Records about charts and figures
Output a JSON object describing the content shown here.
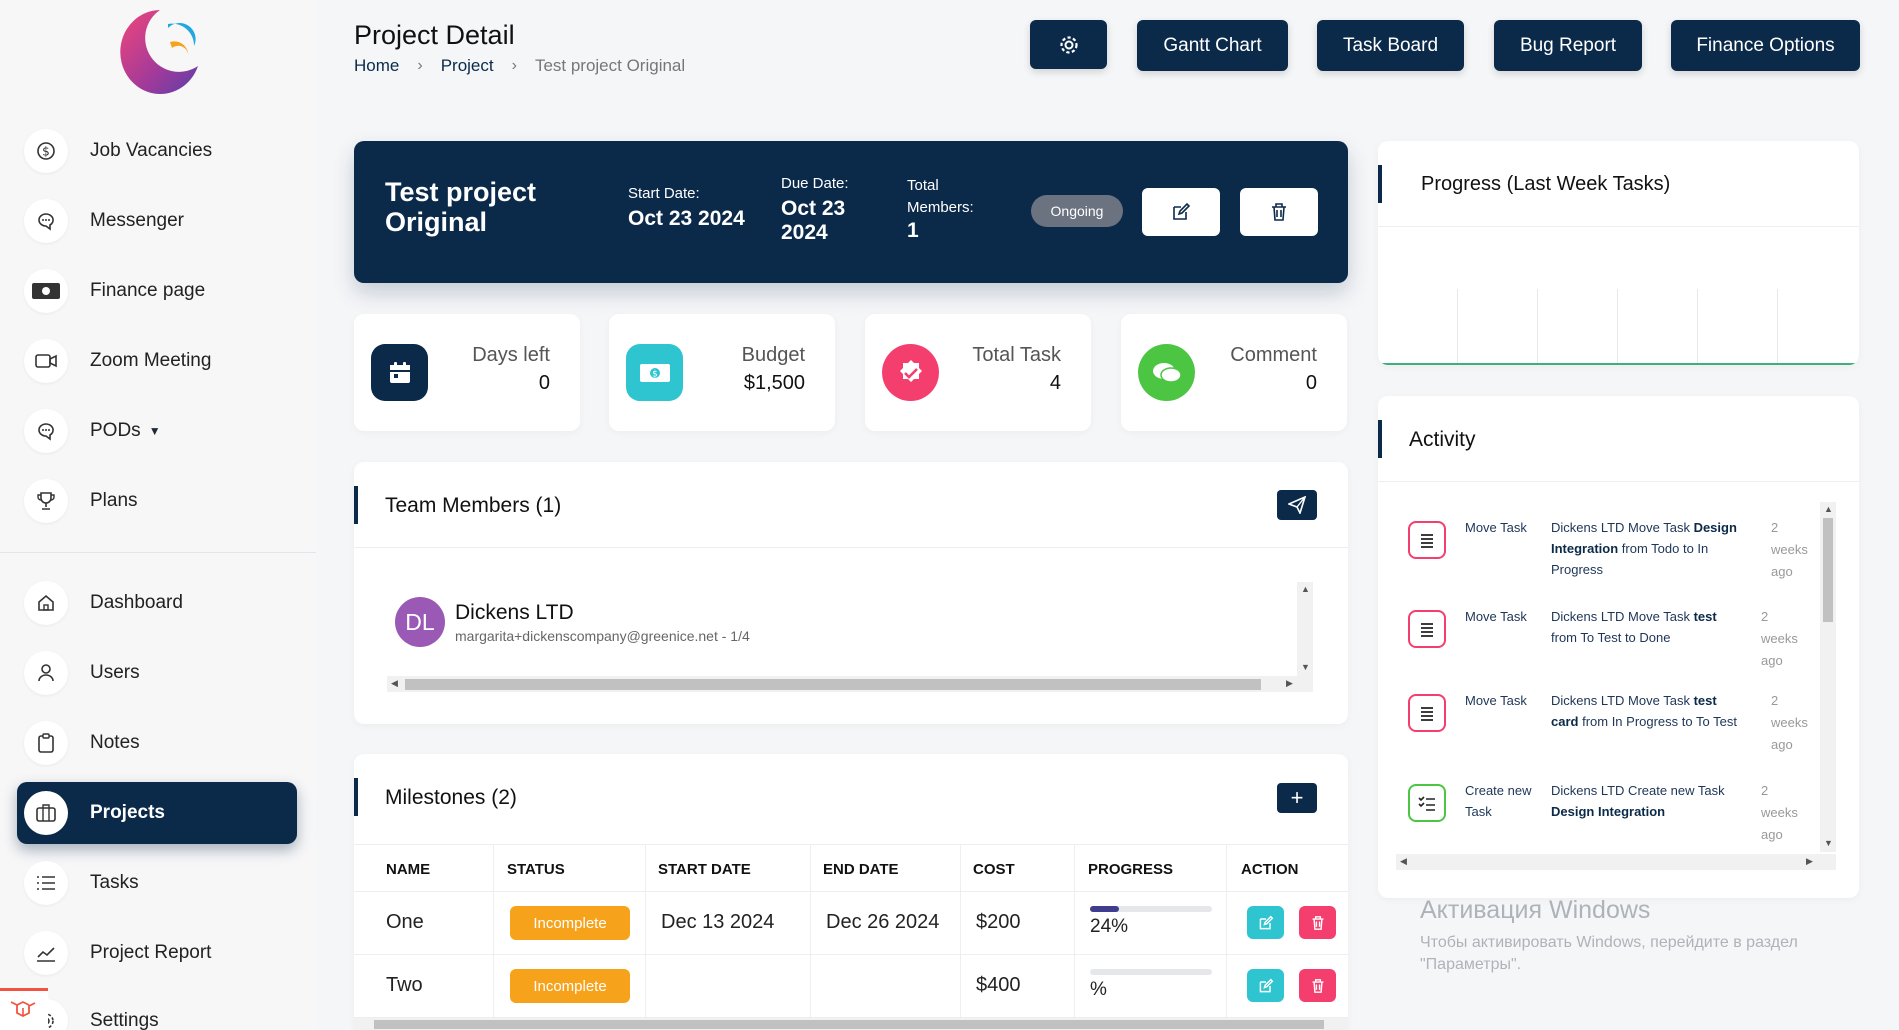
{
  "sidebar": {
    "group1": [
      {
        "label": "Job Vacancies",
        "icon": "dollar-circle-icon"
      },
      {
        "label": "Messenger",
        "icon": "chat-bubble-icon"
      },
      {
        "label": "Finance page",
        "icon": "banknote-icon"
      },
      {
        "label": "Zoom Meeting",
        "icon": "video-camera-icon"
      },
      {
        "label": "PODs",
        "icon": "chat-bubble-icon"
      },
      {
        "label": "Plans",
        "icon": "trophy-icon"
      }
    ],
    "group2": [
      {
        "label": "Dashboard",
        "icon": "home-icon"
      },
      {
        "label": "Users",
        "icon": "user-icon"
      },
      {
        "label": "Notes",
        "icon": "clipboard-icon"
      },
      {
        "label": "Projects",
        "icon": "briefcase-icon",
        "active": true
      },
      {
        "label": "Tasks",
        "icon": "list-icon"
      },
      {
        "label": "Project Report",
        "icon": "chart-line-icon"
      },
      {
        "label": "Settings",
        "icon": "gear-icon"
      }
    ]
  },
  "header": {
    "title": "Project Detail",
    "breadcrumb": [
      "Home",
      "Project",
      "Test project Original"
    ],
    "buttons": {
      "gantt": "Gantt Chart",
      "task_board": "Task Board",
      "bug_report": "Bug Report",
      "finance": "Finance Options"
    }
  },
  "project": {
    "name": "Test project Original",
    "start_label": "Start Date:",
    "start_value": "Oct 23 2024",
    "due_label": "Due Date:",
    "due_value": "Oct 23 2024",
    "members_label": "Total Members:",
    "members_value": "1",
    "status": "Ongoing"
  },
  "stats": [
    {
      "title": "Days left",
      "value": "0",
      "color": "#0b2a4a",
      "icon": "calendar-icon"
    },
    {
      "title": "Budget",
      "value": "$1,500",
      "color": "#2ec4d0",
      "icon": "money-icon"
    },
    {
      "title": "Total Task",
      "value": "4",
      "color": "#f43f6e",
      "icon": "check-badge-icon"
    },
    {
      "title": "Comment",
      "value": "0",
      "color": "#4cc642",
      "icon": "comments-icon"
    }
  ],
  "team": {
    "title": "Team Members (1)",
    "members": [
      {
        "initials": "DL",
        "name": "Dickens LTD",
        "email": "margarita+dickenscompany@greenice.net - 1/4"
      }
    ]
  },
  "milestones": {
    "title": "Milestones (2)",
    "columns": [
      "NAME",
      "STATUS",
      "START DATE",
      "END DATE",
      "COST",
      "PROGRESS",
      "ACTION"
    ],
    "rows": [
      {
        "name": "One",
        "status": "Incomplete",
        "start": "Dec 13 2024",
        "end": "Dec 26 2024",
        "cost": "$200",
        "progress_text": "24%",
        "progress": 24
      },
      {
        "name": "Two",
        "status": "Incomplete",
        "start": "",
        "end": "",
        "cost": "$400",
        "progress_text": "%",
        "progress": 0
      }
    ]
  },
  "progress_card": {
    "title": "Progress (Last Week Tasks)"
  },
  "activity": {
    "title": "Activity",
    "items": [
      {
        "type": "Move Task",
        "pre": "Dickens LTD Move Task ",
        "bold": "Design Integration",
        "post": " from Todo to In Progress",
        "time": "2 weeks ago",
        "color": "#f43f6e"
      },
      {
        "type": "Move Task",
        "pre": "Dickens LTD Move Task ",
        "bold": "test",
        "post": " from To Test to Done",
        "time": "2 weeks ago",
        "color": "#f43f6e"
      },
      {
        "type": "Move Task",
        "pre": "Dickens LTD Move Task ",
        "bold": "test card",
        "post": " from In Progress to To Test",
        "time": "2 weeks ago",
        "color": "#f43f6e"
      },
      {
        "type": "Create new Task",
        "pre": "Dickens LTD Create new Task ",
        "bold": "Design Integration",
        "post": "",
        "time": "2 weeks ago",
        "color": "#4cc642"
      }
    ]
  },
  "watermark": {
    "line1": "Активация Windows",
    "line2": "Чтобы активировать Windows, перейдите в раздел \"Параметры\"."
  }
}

PROBLEM STATEMENT – Transcribe the entries above verbatim, omitting their pictures.

RESULT OF THIS TASK –
Output a JSON object describing the content shown here.
{
  "sidebar": {
    "group1": [
      {
        "label": "Job Vacancies",
        "icon": "dollar-circle-icon"
      },
      {
        "label": "Messenger",
        "icon": "chat-bubble-icon"
      },
      {
        "label": "Finance page",
        "icon": "banknote-icon"
      },
      {
        "label": "Zoom Meeting",
        "icon": "video-camera-icon"
      },
      {
        "label": "PODs",
        "icon": "chat-bubble-icon"
      },
      {
        "label": "Plans",
        "icon": "trophy-icon"
      }
    ],
    "group2": [
      {
        "label": "Dashboard",
        "icon": "home-icon"
      },
      {
        "label": "Users",
        "icon": "user-icon"
      },
      {
        "label": "Notes",
        "icon": "clipboard-icon"
      },
      {
        "label": "Projects",
        "icon": "briefcase-icon",
        "active": true
      },
      {
        "label": "Tasks",
        "icon": "list-icon"
      },
      {
        "label": "Project Report",
        "icon": "chart-line-icon"
      },
      {
        "label": "Settings",
        "icon": "gear-icon"
      }
    ]
  },
  "header": {
    "title": "Project Detail",
    "breadcrumb": [
      "Home",
      "Project",
      "Test project Original"
    ],
    "buttons": {
      "gantt": "Gantt Chart",
      "task_board": "Task Board",
      "bug_report": "Bug Report",
      "finance": "Finance Options"
    }
  },
  "project": {
    "name": "Test project Original",
    "start_label": "Start Date:",
    "start_value": "Oct 23 2024",
    "due_label": "Due Date:",
    "due_value": "Oct 23 2024",
    "members_label": "Total Members:",
    "members_value": "1",
    "status": "Ongoing"
  },
  "stats": [
    {
      "title": "Days left",
      "value": "0",
      "color": "#0b2a4a",
      "icon": "calendar-icon"
    },
    {
      "title": "Budget",
      "value": "$1,500",
      "color": "#2ec4d0",
      "icon": "money-icon"
    },
    {
      "title": "Total Task",
      "value": "4",
      "color": "#f43f6e",
      "icon": "check-badge-icon"
    },
    {
      "title": "Comment",
      "value": "0",
      "color": "#4cc642",
      "icon": "comments-icon"
    }
  ],
  "team": {
    "title": "Team Members (1)",
    "members": [
      {
        "initials": "DL",
        "name": "Dickens LTD",
        "email": "margarita+dickenscompany@greenice.net - 1/4"
      }
    ]
  },
  "milestones": {
    "title": "Milestones (2)",
    "columns": [
      "NAME",
      "STATUS",
      "START DATE",
      "END DATE",
      "COST",
      "PROGRESS",
      "ACTION"
    ],
    "rows": [
      {
        "name": "One",
        "status": "Incomplete",
        "start": "Dec 13 2024",
        "end": "Dec 26 2024",
        "cost": "$200",
        "progress_text": "24%",
        "progress": 24
      },
      {
        "name": "Two",
        "status": "Incomplete",
        "start": "",
        "end": "",
        "cost": "$400",
        "progress_text": "%",
        "progress": 0
      }
    ]
  },
  "progress_card": {
    "title": "Progress (Last Week Tasks)"
  },
  "activity": {
    "title": "Activity",
    "items": [
      {
        "type": "Move Task",
        "pre": "Dickens LTD Move Task ",
        "bold": "Design Integration",
        "post": " from Todo to In Progress",
        "time": "2 weeks ago",
        "color": "#f43f6e"
      },
      {
        "type": "Move Task",
        "pre": "Dickens LTD Move Task ",
        "bold": "test",
        "post": " from To Test to Done",
        "time": "2 weeks ago",
        "color": "#f43f6e"
      },
      {
        "type": "Move Task",
        "pre": "Dickens LTD Move Task ",
        "bold": "test card",
        "post": " from In Progress to To Test",
        "time": "2 weeks ago",
        "color": "#f43f6e"
      },
      {
        "type": "Create new Task",
        "pre": "Dickens LTD Create new Task ",
        "bold": "Design Integration",
        "post": "",
        "time": "2 weeks ago",
        "color": "#4cc642"
      }
    ]
  },
  "watermark": {
    "line1": "Активация Windows",
    "line2": "Чтобы активировать Windows, перейдите в раздел \"Параметры\"."
  }
}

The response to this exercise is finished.